╭─ EXERCISE MATERIALS

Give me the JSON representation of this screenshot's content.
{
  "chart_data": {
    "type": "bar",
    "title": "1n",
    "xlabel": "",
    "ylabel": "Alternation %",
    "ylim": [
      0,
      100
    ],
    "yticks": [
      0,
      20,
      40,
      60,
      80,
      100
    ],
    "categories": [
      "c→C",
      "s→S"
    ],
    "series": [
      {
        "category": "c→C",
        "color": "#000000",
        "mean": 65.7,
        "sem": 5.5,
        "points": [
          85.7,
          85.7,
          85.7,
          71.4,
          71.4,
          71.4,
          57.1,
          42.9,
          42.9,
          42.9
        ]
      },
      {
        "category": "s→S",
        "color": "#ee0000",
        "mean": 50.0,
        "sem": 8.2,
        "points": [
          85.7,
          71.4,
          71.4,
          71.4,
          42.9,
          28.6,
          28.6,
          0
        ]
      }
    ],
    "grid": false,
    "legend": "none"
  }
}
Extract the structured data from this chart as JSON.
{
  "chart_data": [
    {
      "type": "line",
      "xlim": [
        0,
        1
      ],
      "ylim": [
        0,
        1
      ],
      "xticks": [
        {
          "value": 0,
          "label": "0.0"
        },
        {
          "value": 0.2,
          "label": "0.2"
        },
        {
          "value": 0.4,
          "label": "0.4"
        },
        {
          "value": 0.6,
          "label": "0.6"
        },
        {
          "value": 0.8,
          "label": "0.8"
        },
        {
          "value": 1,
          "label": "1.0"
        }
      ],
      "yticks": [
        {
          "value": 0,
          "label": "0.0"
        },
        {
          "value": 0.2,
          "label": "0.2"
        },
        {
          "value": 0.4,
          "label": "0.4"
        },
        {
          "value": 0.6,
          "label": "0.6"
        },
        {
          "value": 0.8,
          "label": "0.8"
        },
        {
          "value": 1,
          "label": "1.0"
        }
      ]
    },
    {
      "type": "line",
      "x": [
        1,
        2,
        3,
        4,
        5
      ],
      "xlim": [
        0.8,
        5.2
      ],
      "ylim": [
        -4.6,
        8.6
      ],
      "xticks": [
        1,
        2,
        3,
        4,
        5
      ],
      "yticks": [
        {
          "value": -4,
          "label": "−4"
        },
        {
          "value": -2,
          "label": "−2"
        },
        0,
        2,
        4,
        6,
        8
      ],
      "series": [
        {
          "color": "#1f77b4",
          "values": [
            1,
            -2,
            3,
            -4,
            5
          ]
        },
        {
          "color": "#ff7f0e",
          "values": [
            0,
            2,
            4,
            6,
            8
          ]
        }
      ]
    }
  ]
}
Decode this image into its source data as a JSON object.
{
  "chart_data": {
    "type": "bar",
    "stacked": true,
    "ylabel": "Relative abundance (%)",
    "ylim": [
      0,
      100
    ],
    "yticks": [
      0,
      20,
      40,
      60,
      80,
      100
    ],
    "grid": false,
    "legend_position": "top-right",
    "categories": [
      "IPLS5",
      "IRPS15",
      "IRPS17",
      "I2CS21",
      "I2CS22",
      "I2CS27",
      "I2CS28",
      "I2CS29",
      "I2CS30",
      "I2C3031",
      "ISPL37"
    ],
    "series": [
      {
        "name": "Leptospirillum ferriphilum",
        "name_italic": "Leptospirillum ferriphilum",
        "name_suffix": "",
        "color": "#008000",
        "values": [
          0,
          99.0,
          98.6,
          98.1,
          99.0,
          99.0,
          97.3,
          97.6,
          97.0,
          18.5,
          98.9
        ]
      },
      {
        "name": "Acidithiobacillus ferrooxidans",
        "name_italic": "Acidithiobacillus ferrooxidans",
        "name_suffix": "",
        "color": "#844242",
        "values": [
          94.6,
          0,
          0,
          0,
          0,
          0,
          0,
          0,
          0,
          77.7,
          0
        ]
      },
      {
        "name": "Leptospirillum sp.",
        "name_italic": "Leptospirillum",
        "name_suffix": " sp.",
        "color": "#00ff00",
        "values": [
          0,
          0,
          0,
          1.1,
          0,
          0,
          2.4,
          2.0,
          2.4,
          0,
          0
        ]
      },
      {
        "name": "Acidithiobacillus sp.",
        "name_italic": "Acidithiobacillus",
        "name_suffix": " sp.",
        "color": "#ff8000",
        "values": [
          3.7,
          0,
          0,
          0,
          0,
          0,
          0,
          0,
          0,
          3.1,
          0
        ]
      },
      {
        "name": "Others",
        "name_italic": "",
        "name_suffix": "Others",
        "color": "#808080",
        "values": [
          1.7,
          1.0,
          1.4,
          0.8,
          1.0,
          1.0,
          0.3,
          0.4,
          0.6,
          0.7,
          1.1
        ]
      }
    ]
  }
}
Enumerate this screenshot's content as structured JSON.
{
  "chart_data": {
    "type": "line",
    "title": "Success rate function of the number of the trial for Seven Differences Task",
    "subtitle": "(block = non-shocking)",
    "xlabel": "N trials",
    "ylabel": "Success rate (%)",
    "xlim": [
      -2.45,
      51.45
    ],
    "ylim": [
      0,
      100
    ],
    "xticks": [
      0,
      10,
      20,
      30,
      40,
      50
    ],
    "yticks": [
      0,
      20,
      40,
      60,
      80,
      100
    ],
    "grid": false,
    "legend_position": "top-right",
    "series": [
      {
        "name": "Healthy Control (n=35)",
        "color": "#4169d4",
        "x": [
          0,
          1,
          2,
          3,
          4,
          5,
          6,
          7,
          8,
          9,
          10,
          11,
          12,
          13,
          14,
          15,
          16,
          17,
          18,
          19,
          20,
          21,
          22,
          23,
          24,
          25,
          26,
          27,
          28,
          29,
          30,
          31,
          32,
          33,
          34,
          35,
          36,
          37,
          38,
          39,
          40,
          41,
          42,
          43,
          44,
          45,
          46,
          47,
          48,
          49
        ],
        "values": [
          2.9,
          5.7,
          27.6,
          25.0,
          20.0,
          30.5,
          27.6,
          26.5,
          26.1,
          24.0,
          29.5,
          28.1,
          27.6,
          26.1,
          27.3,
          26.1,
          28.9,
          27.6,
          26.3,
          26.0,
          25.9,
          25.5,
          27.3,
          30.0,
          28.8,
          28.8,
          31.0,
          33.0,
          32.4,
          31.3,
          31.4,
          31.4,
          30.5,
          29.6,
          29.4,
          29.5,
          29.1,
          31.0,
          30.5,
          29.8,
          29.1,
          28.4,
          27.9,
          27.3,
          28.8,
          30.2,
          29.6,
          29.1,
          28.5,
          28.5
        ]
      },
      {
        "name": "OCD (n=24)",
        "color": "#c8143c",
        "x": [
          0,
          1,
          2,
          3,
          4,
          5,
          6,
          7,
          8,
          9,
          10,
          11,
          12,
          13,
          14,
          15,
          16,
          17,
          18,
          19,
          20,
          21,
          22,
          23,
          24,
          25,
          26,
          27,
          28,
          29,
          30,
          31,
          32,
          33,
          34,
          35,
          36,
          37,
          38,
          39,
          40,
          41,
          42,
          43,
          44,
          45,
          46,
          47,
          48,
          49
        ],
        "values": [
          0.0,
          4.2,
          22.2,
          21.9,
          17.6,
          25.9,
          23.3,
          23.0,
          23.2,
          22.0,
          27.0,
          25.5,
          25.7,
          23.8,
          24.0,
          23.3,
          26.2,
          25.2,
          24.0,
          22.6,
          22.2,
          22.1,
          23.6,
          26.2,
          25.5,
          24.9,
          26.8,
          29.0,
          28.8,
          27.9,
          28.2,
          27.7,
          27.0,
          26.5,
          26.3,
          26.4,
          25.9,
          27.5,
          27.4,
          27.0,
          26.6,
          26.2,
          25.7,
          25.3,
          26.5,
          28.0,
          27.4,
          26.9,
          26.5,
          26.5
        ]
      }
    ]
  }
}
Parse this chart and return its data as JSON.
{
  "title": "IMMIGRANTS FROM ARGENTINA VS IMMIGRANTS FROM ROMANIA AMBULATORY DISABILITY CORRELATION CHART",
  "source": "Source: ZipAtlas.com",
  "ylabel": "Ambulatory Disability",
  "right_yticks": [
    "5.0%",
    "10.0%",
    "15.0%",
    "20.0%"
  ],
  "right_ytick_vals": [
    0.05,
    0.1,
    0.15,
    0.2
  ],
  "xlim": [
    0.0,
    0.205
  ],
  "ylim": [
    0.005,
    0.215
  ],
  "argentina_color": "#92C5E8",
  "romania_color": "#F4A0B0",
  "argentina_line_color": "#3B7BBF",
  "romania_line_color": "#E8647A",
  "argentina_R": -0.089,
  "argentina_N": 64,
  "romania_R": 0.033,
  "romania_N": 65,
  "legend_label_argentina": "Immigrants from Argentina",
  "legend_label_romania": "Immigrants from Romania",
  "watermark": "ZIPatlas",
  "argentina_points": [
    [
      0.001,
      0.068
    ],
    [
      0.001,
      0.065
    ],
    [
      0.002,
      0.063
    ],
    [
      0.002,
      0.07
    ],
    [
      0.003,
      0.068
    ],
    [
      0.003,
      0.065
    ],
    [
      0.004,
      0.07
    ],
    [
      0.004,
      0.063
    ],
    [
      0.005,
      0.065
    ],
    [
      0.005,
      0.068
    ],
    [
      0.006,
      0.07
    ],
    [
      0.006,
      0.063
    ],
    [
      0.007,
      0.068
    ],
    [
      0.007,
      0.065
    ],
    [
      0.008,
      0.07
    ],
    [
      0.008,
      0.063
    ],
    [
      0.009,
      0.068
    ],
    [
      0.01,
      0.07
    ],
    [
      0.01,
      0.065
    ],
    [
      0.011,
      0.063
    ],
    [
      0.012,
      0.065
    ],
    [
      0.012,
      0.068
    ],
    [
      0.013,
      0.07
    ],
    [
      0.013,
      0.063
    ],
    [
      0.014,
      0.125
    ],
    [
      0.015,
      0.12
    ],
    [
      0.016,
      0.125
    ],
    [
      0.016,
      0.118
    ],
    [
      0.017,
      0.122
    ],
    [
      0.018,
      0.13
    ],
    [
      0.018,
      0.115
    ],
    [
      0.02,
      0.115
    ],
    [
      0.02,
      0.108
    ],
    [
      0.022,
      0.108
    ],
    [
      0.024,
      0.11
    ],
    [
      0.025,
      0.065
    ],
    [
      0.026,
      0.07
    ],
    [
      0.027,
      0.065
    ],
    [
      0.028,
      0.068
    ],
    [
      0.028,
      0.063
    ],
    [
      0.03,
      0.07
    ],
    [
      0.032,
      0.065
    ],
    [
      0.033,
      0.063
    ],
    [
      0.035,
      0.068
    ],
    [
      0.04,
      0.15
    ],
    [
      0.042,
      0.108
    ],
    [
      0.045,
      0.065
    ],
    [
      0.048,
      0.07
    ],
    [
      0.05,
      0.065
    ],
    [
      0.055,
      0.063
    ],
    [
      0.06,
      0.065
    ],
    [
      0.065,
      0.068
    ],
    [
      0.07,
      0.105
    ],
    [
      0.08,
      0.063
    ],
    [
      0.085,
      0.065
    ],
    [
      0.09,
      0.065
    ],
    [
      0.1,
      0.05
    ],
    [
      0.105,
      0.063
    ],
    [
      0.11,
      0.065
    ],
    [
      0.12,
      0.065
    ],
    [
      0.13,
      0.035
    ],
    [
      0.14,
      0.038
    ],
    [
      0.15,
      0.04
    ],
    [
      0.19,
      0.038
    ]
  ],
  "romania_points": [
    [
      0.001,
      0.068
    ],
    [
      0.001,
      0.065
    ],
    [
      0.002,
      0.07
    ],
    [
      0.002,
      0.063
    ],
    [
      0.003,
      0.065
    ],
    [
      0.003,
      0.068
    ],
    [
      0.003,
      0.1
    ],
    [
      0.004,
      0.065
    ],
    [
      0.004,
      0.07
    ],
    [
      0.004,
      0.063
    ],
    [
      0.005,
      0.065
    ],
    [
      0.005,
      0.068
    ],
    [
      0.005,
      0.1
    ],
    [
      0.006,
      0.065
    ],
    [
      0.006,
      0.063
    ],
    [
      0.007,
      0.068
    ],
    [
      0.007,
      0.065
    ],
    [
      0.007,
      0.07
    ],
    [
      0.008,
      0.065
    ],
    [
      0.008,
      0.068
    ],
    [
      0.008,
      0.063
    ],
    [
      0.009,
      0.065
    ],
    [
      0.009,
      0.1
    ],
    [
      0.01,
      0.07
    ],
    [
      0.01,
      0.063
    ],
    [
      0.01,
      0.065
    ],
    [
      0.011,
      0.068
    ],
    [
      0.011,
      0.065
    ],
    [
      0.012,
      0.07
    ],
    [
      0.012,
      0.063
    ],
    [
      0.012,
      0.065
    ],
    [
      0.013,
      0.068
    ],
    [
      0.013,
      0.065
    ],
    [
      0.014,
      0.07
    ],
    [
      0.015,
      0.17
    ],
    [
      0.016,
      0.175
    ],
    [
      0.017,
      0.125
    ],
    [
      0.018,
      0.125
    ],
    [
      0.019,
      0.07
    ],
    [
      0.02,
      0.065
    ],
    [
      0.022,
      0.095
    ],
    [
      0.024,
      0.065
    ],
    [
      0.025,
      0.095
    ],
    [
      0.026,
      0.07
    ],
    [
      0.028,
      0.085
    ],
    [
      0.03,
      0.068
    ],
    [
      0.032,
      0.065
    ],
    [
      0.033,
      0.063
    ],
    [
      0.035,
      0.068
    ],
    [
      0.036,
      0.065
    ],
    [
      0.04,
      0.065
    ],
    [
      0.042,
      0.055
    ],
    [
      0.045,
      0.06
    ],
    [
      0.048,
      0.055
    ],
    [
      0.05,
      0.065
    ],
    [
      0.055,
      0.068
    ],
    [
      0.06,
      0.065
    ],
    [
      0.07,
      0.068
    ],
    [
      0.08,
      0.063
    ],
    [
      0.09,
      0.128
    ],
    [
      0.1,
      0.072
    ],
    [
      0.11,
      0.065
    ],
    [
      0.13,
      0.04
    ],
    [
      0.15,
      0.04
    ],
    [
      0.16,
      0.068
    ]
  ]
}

╰─

- WHAT THE TASK ASKS -
Give only the number of lines in the material above that hold the word "source".

- WRITTEN ANSWER -
2